Dataset extract =
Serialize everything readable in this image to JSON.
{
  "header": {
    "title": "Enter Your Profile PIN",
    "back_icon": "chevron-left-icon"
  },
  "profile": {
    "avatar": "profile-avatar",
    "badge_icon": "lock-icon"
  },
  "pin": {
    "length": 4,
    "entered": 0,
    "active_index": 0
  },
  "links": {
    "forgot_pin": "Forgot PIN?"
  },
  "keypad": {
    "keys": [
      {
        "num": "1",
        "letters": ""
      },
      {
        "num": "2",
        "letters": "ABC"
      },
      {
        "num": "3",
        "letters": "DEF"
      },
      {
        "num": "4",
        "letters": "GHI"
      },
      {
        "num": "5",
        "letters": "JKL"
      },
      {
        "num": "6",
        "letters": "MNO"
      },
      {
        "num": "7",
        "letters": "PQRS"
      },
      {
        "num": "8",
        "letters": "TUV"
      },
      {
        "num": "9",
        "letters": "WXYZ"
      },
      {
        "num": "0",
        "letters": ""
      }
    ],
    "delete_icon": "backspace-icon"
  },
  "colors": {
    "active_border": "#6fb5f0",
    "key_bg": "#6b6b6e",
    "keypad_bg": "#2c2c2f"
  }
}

What you should do =
Please repeat the material above, word for word and in full.

Solved exercise =
Serialize everything readable in this image to JSON.
{
  "header": {
    "title": "Enter Your Profile PIN",
    "back_icon": "chevron-left-icon"
  },
  "profile": {
    "avatar": "profile-avatar",
    "badge_icon": "lock-icon"
  },
  "pin": {
    "length": 4,
    "entered": 0,
    "active_index": 0
  },
  "links": {
    "forgot_pin": "Forgot PIN?"
  },
  "keypad": {
    "keys": [
      {
        "num": "1",
        "letters": ""
      },
      {
        "num": "2",
        "letters": "ABC"
      },
      {
        "num": "3",
        "letters": "DEF"
      },
      {
        "num": "4",
        "letters": "GHI"
      },
      {
        "num": "5",
        "letters": "JKL"
      },
      {
        "num": "6",
        "letters": "MNO"
      },
      {
        "num": "7",
        "letters": "PQRS"
      },
      {
        "num": "8",
        "letters": "TUV"
      },
      {
        "num": "9",
        "letters": "WXYZ"
      },
      {
        "num": "0",
        "letters": ""
      }
    ],
    "delete_icon": "backspace-icon"
  },
  "colors": {
    "active_border": "#6fb5f0",
    "key_bg": "#6b6b6e",
    "keypad_bg": "#2c2c2f"
  }
}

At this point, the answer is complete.